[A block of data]

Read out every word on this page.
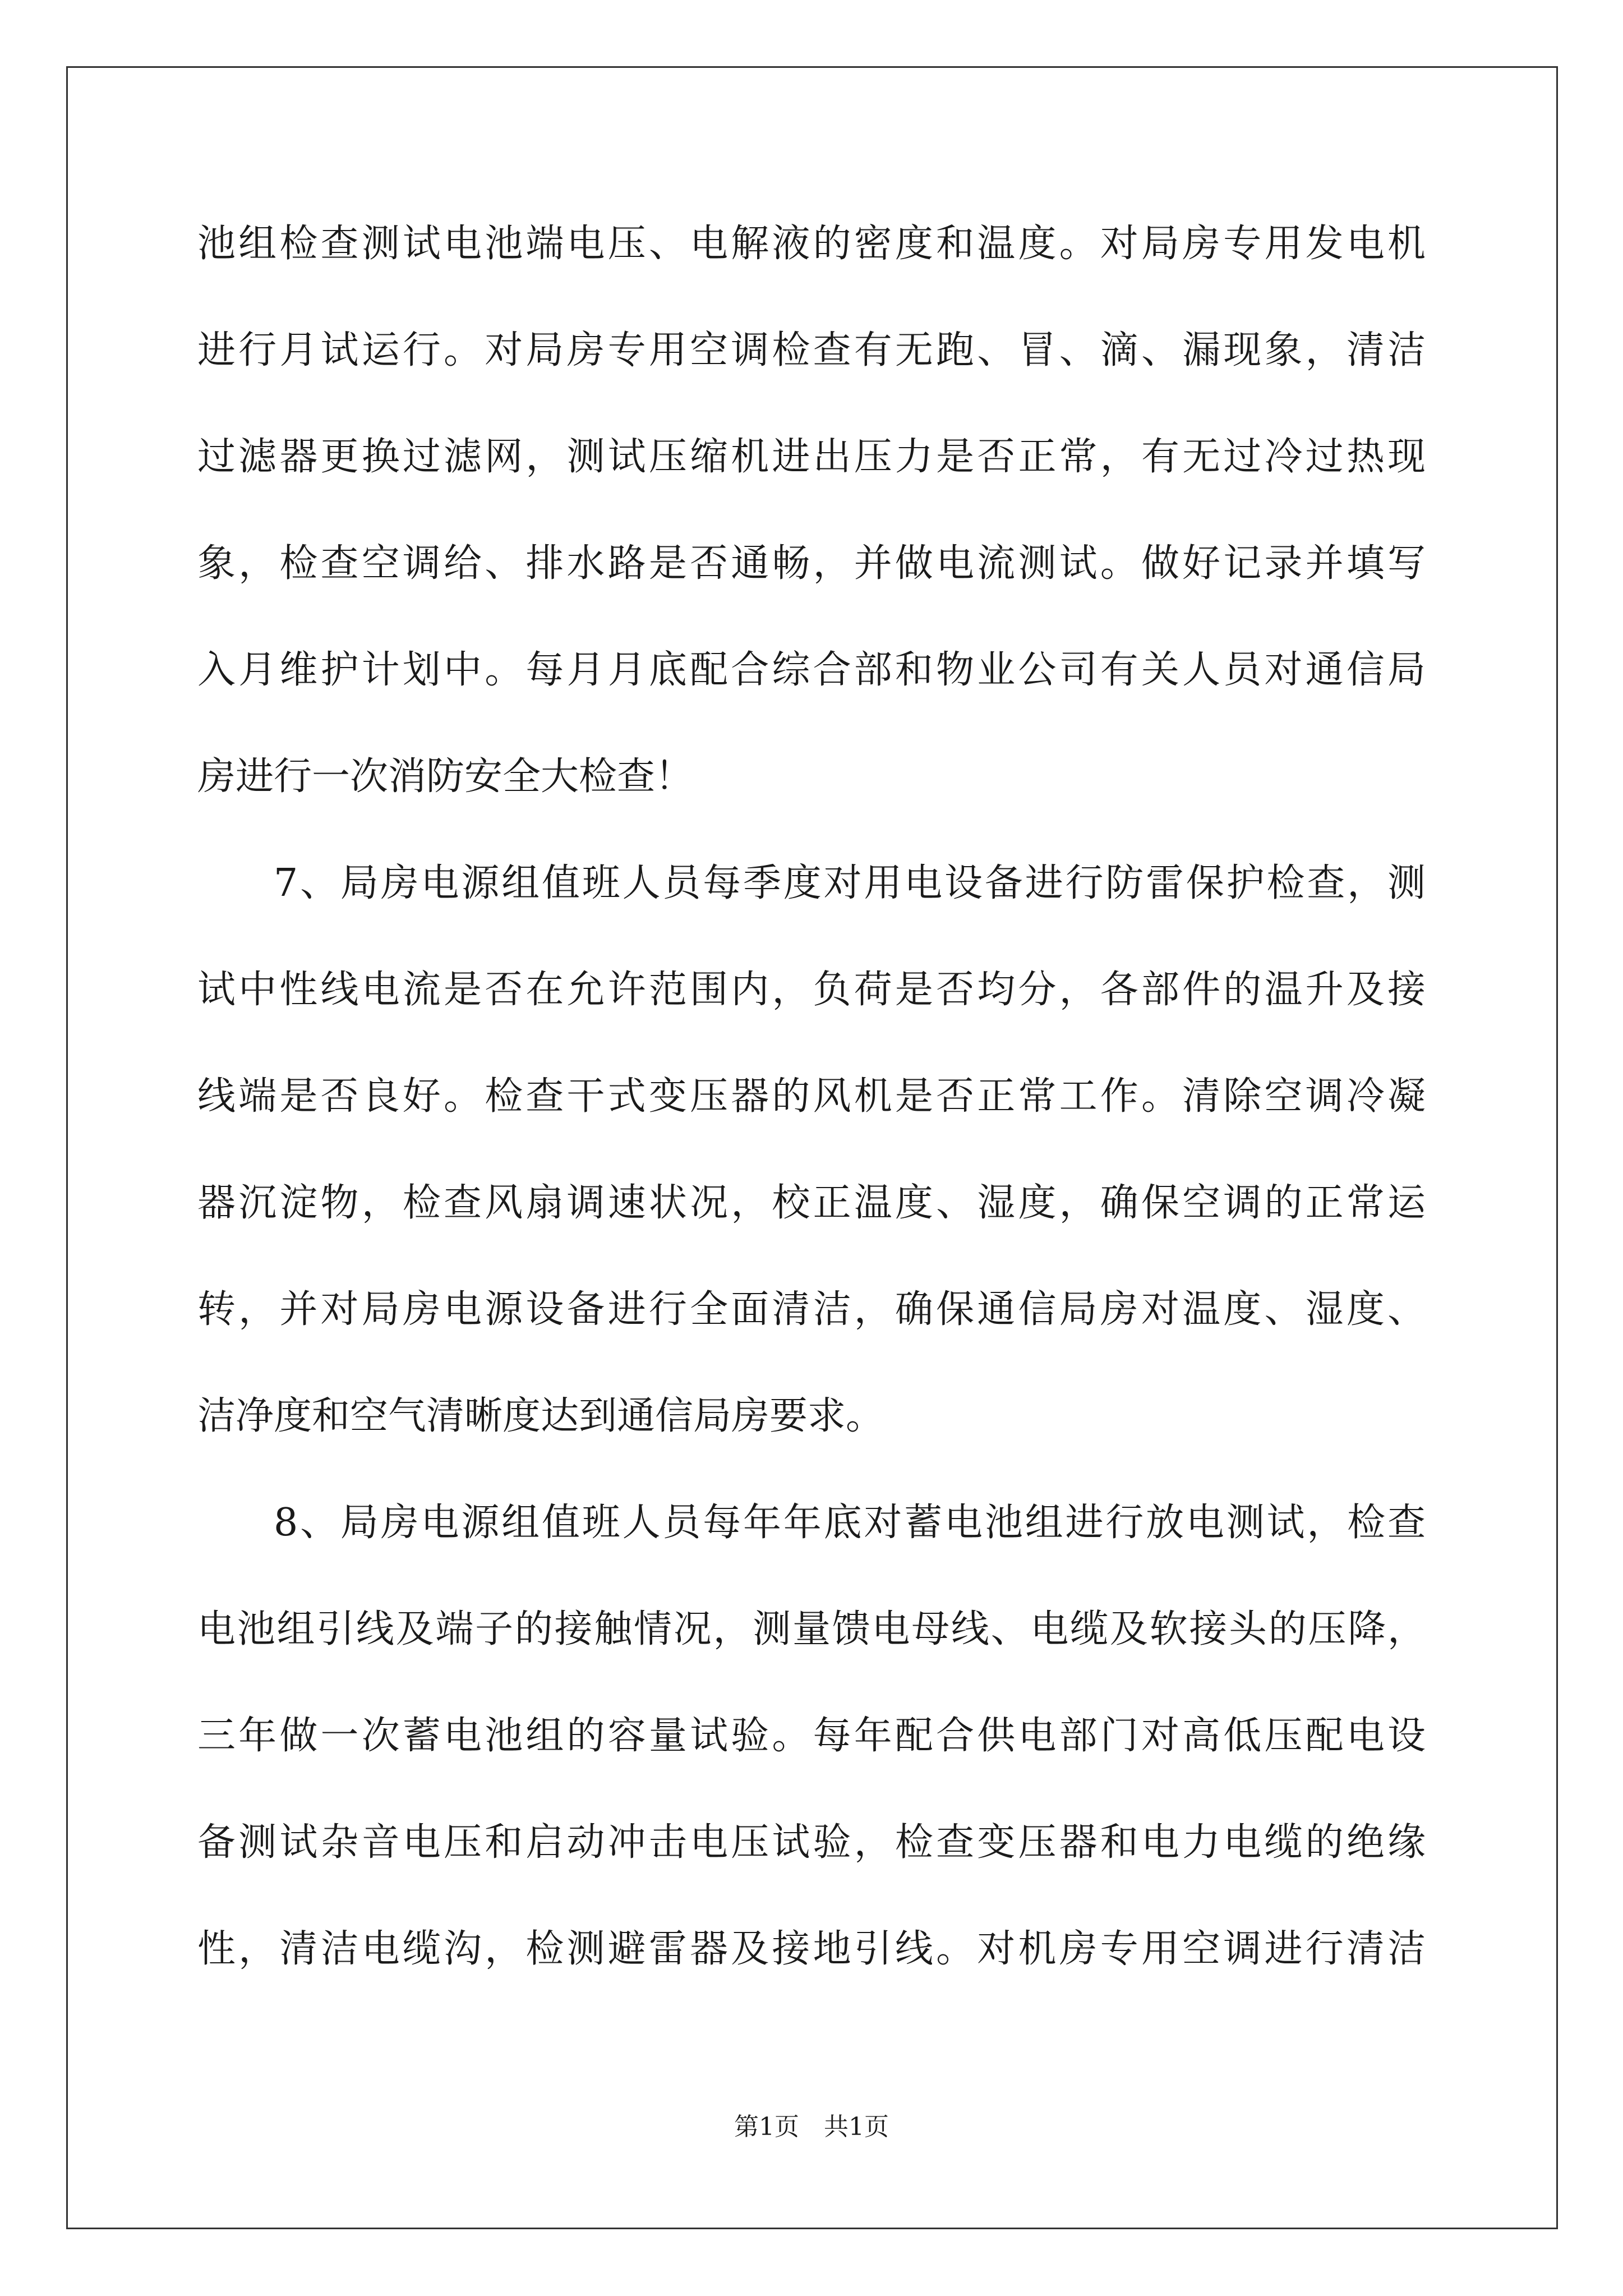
池组检查测试电池端电压、电解液的密度和温度。对局房专用发电机
进行月试运行。对局房专用空调检查有无跑、冒、滴、漏现象，清洁
过滤器更换过滤网，测试压缩机进出压力是否正常，有无过冷过热现
象，检查空调给、排水路是否通畅，并做电流测试。做好记录并填写
入月维护计划中。每月月底配合综合部和物业公司有关人员对通信局
房进行一次消防安全大检查！
7、局房电源组值班人员每季度对用电设备进行防雷保护检查，测
试中性线电流是否在允许范围内，负荷是否均分，各部件的温升及接
线端是否良好。检查干式变压器的风机是否正常工作。清除空调冷凝
器沉淀物，检查风扇调速状况，校正温度、湿度，确保空调的正常运
转，并对局房电源设备进行全面清洁，确保通信局房对温度、湿度、
洁净度和空气清晰度达到通信局房要求。
8、局房电源组值班人员每年年底对蓄电池组进行放电测试，检查
电池组引线及端子的接触情况，测量馈电母线、电缆及软接头的压降，
三年做一次蓄电池组的容量试验。每年配合供电部门对高低压配电设
备测试杂音电压和启动冲击电压试验，检查变压器和电力电缆的绝缘
性，清洁电缆沟，检测避雷器及接地引线。对机房专用空调进行清洁
第1页　共1页
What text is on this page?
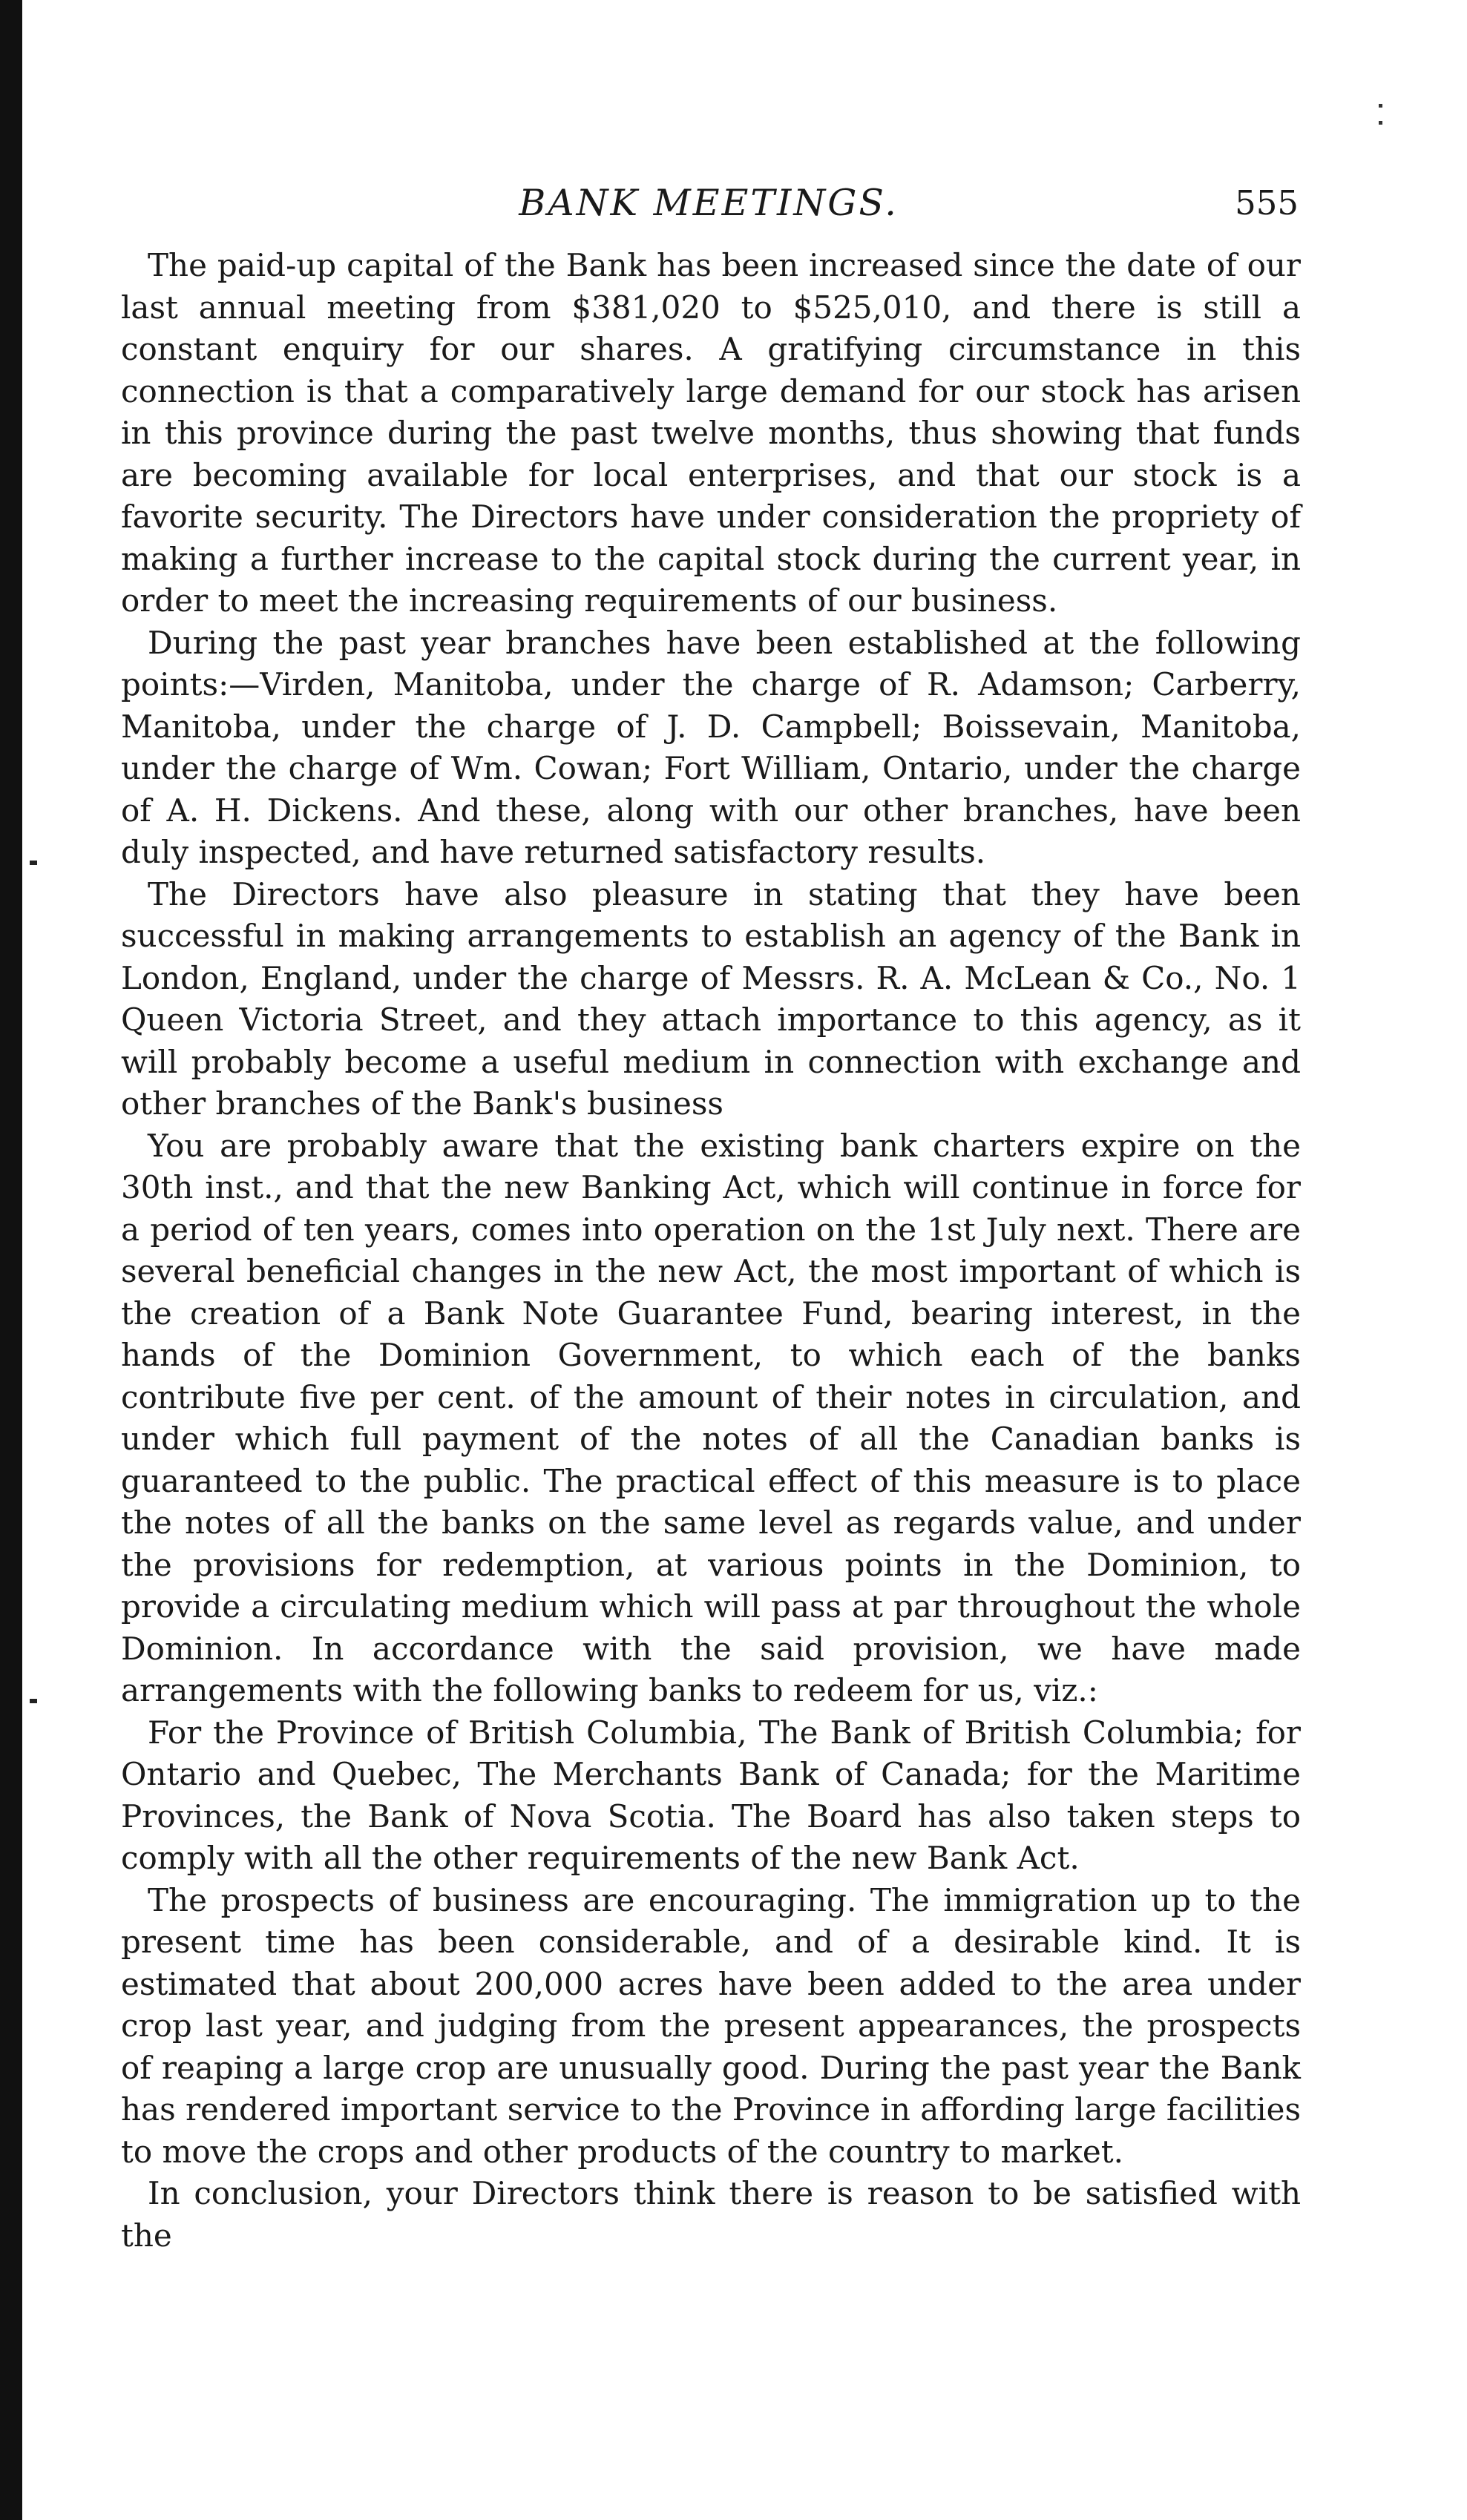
BANK MEETINGS.	555

The paid-up capital of the Bank has been increased since the date of our last annual meeting from $381,020 to $525,010, and there is still a constant enquiry for our shares. A gratifying circumstance in this connection is that a comparatively large demand for our stock has arisen in this province during the past twelve months, thus showing that funds are becoming available for local enterprises, and that our stock is a favorite security. The Directors have under consideration the propriety of making a further increase to the capital stock during the current year, in order to meet the increasing requirements of our business.

During the past year branches have been established at the following points:—Virden, Manitoba, under the charge of R. Adamson; Carberry, Manitoba, under the charge of J. D. Campbell; Boissevain, Manitoba, under the charge of Wm. Cowan; Fort William, Ontario, under the charge of A. H. Dickens. And these, along with our other branches, have been duly inspected, and have returned satisfactory results.

The Directors have also pleasure in stating that they have been successful in making arrangements to establish an agency of the Bank in London, England, under the charge of Messrs. R. A. McLean & Co., No. 1 Queen Victoria Street, and they attach importance to this agency, as it will probably become a useful medium in connection with exchange and other branches of the Bank's business

You are probably aware that the existing bank charters expire on the 30th inst., and that the new Banking Act, which will continue in force for a period of ten years, comes into operation on the 1st July next. There are several beneficial changes in the new Act, the most important of which is the creation of a Bank Note Guarantee Fund, bearing interest, in the hands of the Dominion Government, to which each of the banks contribute five per cent. of the amount of their notes in circulation, and under which full payment of the notes of all the Canadian banks is guaranteed to the public. The practical effect of this measure is to place the notes of all the banks on the same level as regards value, and under the provisions for redemption, at various points in the Dominion, to provide a circulating medium which will pass at par throughout the whole Dominion. In accordance with the said provision, we have made arrangements with the following banks to redeem for us, viz.:

For the Province of British Columbia, The Bank of British Columbia; for Ontario and Quebec, The Merchants Bank of Canada; for the Maritime Provinces, the Bank of Nova Scotia. The Board has also taken steps to comply with all the other requirements of the new Bank Act.

The prospects of business are encouraging. The immigration up to the present time has been considerable, and of a desirable kind. It is estimated that about 200,000 acres have been added to the area under crop last year, and judging from the present appearances, the prospects of reaping a large crop are unusually good. During the past year the Bank has rendered important service to the Province in affording large facilities to move the crops and other products of the country to market.

In conclusion, your Directors think there is reason to be satisfied with the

— WHAT NEEDS TO BE DONE —
Make a list of all lines in the data that contain "Ontario".

— WRITTEN RESPONSE —
During the past year branches have been established at the following points:—Virden, Manitoba, under the charge of R. Adamson; Carberry, Manitoba, under the charge of J. D. Campbell; Boissevain, Manitoba, under the charge of Wm. Cowan; Fort William, Ontario, under the charge of A. H. Dickens. And these, along with our other branches, have been duly inspected, and have returned satisfactory results.
For the Province of British Columbia, The Bank of British Columbia; for Ontario and Quebec, The Merchants Bank of Canada; for the Maritime Provinces, the Bank of Nova Scotia. The Board has also taken steps to comply with all the other requirements of the new Bank Act.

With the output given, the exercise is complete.